**REQUIREMENTS**. Rewrite the lines below, from the one containing "policy-value: 정의되지 않음: [764, 198, 840, 213]" through the one containing "tree-item-label: 로컬 정책: [56, 162, 112, 182]", inclusive, as a Markdown table with the columns Row and Line, numbering each line and leaving out blank lines.

•••••

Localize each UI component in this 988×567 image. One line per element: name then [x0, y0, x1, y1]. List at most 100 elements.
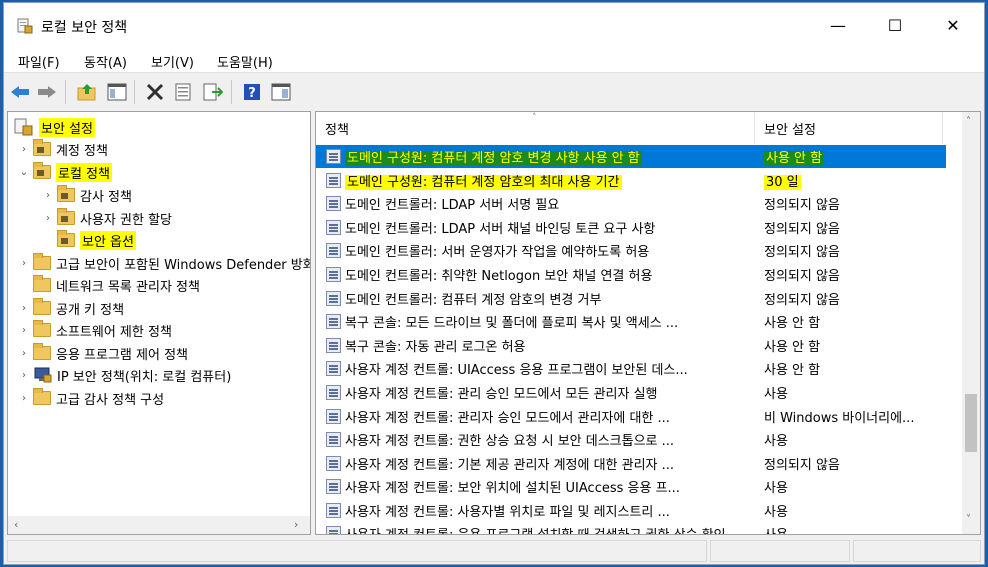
policy-value: 정의되지 않음: [764, 198, 840, 213]
up-folder-icon[interactable]: [76, 82, 98, 102]
policy-row[interactable]: 사용자 계정 컨트롤: 사용자별 위치로 파일 및 레지스트리 ... 사용: [316, 499, 946, 522]
policy-icon: [326, 243, 341, 258]
policy-row[interactable]: 사용자 계정 컨트롤: 기본 제공 관리자 계정에 대한 관리자 ... 정의되…: [316, 452, 946, 475]
expand-icon[interactable]: ›: [18, 144, 30, 155]
tree-item-app-control[interactable]: › 응용 프로그램 제어 정책: [18, 342, 188, 364]
expand-icon[interactable]: ›: [18, 393, 30, 404]
policy-name: 복구 콘솔: 모든 드라이브 및 폴더에 플로피 복사 및 액세스 ...: [345, 316, 679, 331]
menu-view[interactable]: 보기(V): [149, 52, 196, 71]
export-list-icon[interactable]: [202, 82, 224, 102]
tree-item-label: 보안 옵션: [80, 230, 136, 250]
tree-item-label: 로컬 정책: [56, 162, 112, 182]
policy-row[interactable]: 도메인 컨트롤러: 취약한 Netlogon 보안 채널 연결 허용 정의되지 …: [316, 263, 946, 286]
properties-icon[interactable]: [172, 82, 194, 102]
policy-name: 도메인 컨트롤러: LDAP 서버 서명 필요: [345, 198, 560, 213]
maximize-icon: ☐: [887, 15, 903, 35]
ip-security-icon: [34, 367, 52, 383]
toolbar: ?: [4, 76, 984, 108]
expand-icon[interactable]: ›: [42, 190, 54, 201]
policy-icon: [326, 385, 341, 400]
tree-item-label: 고급 감사 정책 구성: [56, 392, 165, 408]
title-bar: 로컬 보안 정책 — ☐ ✕: [4, 3, 984, 47]
tree-item-label: 공개 키 정책: [56, 302, 125, 318]
policy-value: 정의되지 않음: [764, 245, 840, 260]
tree-item-account-policies[interactable]: › 계정 정책: [18, 138, 108, 160]
policy-row[interactable]: 사용자 계정 컨트롤: 보안 위치에 설치된 UIAccess 응용 프... …: [316, 475, 946, 498]
policy-icon: [326, 503, 341, 518]
policy-icon: [326, 291, 341, 306]
help-icon[interactable]: ?: [241, 82, 263, 102]
maximize-button[interactable]: ☐: [866, 3, 924, 47]
tree-item-software-restriction[interactable]: › 소프트웨어 제한 정책: [18, 319, 172, 341]
show-hide-tree-icon[interactable]: [106, 82, 128, 102]
policy-icon: [326, 314, 341, 329]
tree-item-local-policies[interactable]: ⌄ 로컬 정책: [18, 161, 112, 183]
scrollbar-thumb[interactable]: [965, 394, 977, 452]
tree-item-security-options[interactable]: 보안 옵션: [42, 229, 136, 251]
collapse-icon[interactable]: ⌄: [18, 167, 30, 178]
expand-icon[interactable]: ›: [18, 348, 30, 359]
view-icon[interactable]: [270, 82, 292, 102]
policy-list-pane[interactable]: 정책 ˄ 보안 설정 도메인 구성원: 컴퓨터 계정 암호 변경 사항 사용 안…: [315, 111, 981, 535]
policy-icon: [326, 456, 341, 471]
expand-icon[interactable]: ›: [18, 325, 30, 336]
folder-icon: [33, 162, 51, 179]
tree-pane[interactable]: 보안 설정 › 계정 정책 ⌄ 로컬 정책 › 감사 정책 › 사용자 권한 할…: [7, 111, 311, 535]
policy-icon: [326, 361, 341, 376]
tree-item-public-key[interactable]: › 공개 키 정책: [18, 297, 124, 319]
policy-icon: [326, 196, 341, 211]
delete-icon[interactable]: [144, 82, 166, 102]
policy-value: 30 일: [764, 175, 801, 190]
tree-item-defender-firewall[interactable]: › 고급 보안이 포함된 Windows Defender 방화벽: [18, 252, 310, 274]
policy-row[interactable]: 사용자 계정 컨트롤: 관리 승인 모드에서 모든 관리자 실행 사용: [316, 381, 946, 404]
expand-icon[interactable]: ›: [18, 370, 30, 381]
tree-item-user-rights[interactable]: › 사용자 권한 할당: [42, 207, 172, 229]
policy-row[interactable]: 도메인 컨트롤러: LDAP 서버 채널 바인딩 토큰 요구 사항 정의되지 않…: [316, 216, 946, 239]
folder-icon: [33, 343, 51, 360]
policy-row[interactable]: 복구 콘솔: 자동 관리 로그온 허용 사용 안 함: [316, 334, 946, 357]
policy-icon: [326, 409, 341, 424]
policy-row[interactable]: 사용자 계정 컨트롤: UIAccess 응용 프로그램이 보안된 데스... …: [316, 357, 946, 380]
policy-icon: [326, 267, 341, 282]
expand-icon[interactable]: ›: [18, 258, 30, 269]
policy-icon: [326, 479, 341, 494]
tree-horizontal-scrollbar[interactable]: ‹ ›: [8, 516, 310, 534]
tree-item-network-list[interactable]: 네트워크 목록 관리자 정책: [18, 274, 200, 296]
column-header-setting[interactable]: 보안 설정: [755, 112, 943, 144]
tree-item-advanced-audit[interactable]: › 고급 감사 정책 구성: [18, 387, 164, 409]
list-vertical-scrollbar[interactable]: ˄ ˅: [962, 112, 980, 534]
scroll-up-icon[interactable]: ˄: [966, 116, 971, 127]
column-header-policy[interactable]: 정책 ˄: [316, 112, 755, 144]
tree-item-audit-policy[interactable]: › 감사 정책: [42, 184, 132, 206]
back-icon[interactable]: [9, 82, 31, 102]
scroll-left-icon[interactable]: ‹: [14, 518, 18, 531]
policy-value: 정의되지 않음: [764, 293, 840, 308]
policy-row[interactable]: 도메인 구성원: 컴퓨터 계정 암호의 최대 사용 기간 30 일: [316, 169, 946, 192]
policy-value: 비 Windows 바이너리에...: [764, 411, 915, 426]
expand-icon[interactable]: ›: [42, 213, 54, 224]
forward-icon[interactable]: [36, 82, 58, 102]
menu-action[interactable]: 동작(A): [82, 52, 129, 71]
minimize-button[interactable]: —: [809, 3, 867, 47]
policy-name: 사용자 계정 컨트롤: 사용자별 위치로 파일 및 레지스트리 ...: [345, 505, 670, 520]
policy-icon: [326, 220, 341, 235]
policy-row[interactable]: 도메인 컨트롤러: 서버 운영자가 작업을 예약하도록 허용 정의되지 않음: [316, 239, 946, 262]
policy-row[interactable]: 복구 콘솔: 모든 드라이브 및 폴더에 플로피 복사 및 액세스 ... 사용…: [316, 310, 946, 333]
policy-row[interactable]: 사용자 계정 컨트롤: 관리자 승인 모드에서 관리자에 대한 ... 비 Wi…: [316, 405, 946, 428]
close-button[interactable]: ✕: [924, 3, 982, 47]
policy-row[interactable]: 사용자 계정 컨트롤: 권한 상승 요청 시 보안 데스크톱으로 ... 사용: [316, 428, 946, 451]
tree-item-label: 사용자 권한 할당: [80, 212, 172, 228]
policy-row[interactable]: 도메인 구성원: 컴퓨터 계정 암호 변경 사항 사용 안 함 사용 안 함: [316, 145, 946, 168]
scroll-down-icon[interactable]: ˅: [966, 514, 971, 525]
tree-item-ip-security[interactable]: › IP 보안 정책(위치: 로컬 컴퓨터): [18, 364, 231, 386]
policy-name: 도메인 컨트롤러: 취약한 Netlogon 보안 채널 연결 허용: [345, 269, 653, 284]
menu-file[interactable]: 파일(F): [16, 52, 62, 71]
policy-icon: [326, 149, 341, 164]
policy-row[interactable]: 도메인 컨트롤러: 컴퓨터 계정 암호의 변경 거부 정의되지 않음: [316, 287, 946, 310]
tree-root[interactable]: 보안 설정: [14, 116, 95, 138]
scroll-right-icon[interactable]: ›: [294, 518, 298, 531]
expand-icon[interactable]: ›: [18, 303, 30, 314]
policy-row[interactable]: 사용자 계정 컨트롤: 응용 프로그램 설치할 때 검색하고 권한 상승 확인 …: [316, 522, 946, 534]
policy-row[interactable]: 도메인 컨트롤러: LDAP 서버 서명 필요 정의되지 않음: [316, 192, 946, 215]
menu-help[interactable]: 도움말(H): [215, 52, 275, 71]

•••••

**RESPONSE TO THIS EXERCISE**.
| Row | Line |
|---|---|
| 1 | policy-value: 정의되지 않음: [764, 198, 840, 213] |
| 2 | up-folder-icon[interactable]: [76, 82, 98, 102] |
| 3 | policy-row[interactable]: 사용자 계정 컨트롤: 사용자별 위치로 파일 및 레지스트리 ... 사용: [316, 499, 946, 522] |
| 4 | policy-icon: [326, 243, 341, 258] |
| 5 | policy-row[interactable]: 사용자 계정 컨트롤: 기본 제공 관리자 계정에 대한 관리자 ... 정의되…: [316, 452, 946, 475] |
| 6 | expand-icon[interactable]: ›: [18, 144, 30, 155] |
| 7 | tree-item-app-control[interactable]: › 응용 프로그램 제어 정책: [18, 342, 188, 364] |
| 8 | expand-icon[interactable]: ›: [18, 393, 30, 404] |
| 9 | policy-name: 복구 콘솔: 모든 드라이브 및 폴더에 플로피 복사 및 액세스 ...: [345, 316, 679, 331] |
| 10 | menu-view[interactable]: 보기(V): [149, 52, 196, 71] |
| 11 | export-list-icon[interactable]: [202, 82, 224, 102] |
| 12 | tree-item-label: 보안 옵션: [80, 230, 136, 250] |
| 13 | tree-item-label: 로컬 정책: [56, 162, 112, 182] |